((
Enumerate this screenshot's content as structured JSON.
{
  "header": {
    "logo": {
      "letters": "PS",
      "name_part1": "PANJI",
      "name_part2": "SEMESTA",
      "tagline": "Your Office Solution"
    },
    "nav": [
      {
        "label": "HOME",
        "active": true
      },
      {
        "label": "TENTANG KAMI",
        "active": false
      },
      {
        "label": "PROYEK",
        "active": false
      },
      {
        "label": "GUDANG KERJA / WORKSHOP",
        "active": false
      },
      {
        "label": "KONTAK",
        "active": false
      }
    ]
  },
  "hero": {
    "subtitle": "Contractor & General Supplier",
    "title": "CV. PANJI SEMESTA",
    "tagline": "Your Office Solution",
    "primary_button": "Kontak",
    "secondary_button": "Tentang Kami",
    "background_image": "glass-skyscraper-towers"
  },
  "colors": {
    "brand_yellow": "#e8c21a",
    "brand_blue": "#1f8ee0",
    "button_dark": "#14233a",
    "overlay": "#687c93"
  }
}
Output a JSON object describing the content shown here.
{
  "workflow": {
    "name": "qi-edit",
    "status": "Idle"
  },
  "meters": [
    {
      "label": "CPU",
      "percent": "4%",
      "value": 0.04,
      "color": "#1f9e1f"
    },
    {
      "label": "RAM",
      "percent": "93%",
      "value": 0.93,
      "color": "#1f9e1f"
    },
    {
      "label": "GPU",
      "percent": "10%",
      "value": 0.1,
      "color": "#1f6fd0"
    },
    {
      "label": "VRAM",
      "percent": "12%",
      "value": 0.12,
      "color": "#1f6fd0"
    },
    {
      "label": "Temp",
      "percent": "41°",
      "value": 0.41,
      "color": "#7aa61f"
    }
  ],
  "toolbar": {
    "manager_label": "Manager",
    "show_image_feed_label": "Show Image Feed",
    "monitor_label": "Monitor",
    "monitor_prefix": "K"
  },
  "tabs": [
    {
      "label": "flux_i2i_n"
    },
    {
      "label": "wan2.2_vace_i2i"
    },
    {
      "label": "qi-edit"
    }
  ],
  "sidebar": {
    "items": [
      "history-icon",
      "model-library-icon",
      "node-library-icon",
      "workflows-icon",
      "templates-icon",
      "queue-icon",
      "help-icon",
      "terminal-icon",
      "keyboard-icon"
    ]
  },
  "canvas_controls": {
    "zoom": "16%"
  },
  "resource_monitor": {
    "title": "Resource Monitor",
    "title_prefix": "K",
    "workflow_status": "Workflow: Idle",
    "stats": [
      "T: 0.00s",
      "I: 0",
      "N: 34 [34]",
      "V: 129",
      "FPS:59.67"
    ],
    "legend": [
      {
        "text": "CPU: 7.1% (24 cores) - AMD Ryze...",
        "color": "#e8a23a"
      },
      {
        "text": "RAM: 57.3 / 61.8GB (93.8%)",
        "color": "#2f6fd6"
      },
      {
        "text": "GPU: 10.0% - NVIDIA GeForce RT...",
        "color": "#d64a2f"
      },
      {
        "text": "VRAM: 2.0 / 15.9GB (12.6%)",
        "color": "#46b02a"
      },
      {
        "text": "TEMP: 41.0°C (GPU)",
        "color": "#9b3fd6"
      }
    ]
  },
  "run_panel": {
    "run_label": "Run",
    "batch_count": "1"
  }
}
))
• [Short exercise]:
Work out how many lines above contain the word "tagline". Give only the number.

• [Task solution]:
2